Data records
>>

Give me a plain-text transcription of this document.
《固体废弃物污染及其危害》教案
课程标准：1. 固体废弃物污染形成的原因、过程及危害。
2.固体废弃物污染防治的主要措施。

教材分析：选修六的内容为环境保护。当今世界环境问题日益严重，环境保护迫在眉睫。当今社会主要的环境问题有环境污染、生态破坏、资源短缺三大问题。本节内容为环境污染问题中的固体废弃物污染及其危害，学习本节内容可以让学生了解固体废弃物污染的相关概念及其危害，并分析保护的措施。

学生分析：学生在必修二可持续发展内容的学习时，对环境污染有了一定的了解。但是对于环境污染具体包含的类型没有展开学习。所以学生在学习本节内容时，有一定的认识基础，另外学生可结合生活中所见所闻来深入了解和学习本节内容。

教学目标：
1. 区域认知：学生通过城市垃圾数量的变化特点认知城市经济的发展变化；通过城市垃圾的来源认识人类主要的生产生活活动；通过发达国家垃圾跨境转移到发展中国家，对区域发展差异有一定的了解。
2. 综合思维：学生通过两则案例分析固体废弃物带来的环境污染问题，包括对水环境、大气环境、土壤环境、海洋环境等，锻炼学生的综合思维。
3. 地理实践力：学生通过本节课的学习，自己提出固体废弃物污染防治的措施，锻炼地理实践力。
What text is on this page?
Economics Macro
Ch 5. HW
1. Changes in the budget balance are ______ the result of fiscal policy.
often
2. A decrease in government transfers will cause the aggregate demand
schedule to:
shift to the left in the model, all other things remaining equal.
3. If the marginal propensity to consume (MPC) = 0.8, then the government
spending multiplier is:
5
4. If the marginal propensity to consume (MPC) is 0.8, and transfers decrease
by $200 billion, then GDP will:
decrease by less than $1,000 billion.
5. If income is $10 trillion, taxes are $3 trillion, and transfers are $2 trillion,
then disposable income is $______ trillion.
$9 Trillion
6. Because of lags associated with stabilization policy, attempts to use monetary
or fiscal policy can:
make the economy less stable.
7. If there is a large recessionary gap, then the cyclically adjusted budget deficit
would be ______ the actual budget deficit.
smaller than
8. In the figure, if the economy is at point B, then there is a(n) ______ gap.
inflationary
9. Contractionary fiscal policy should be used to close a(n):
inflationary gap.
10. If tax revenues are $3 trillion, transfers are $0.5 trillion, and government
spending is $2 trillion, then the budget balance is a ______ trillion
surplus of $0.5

<<

### Instructions for the task
Pick each line holding the word "fiscal" out of the listing.

### Exercise solution
1. Changes in the budget balance are ______ the result of fiscal policy.
or fiscal policy can:
9. Contractionary fiscal policy should be used to close a(n):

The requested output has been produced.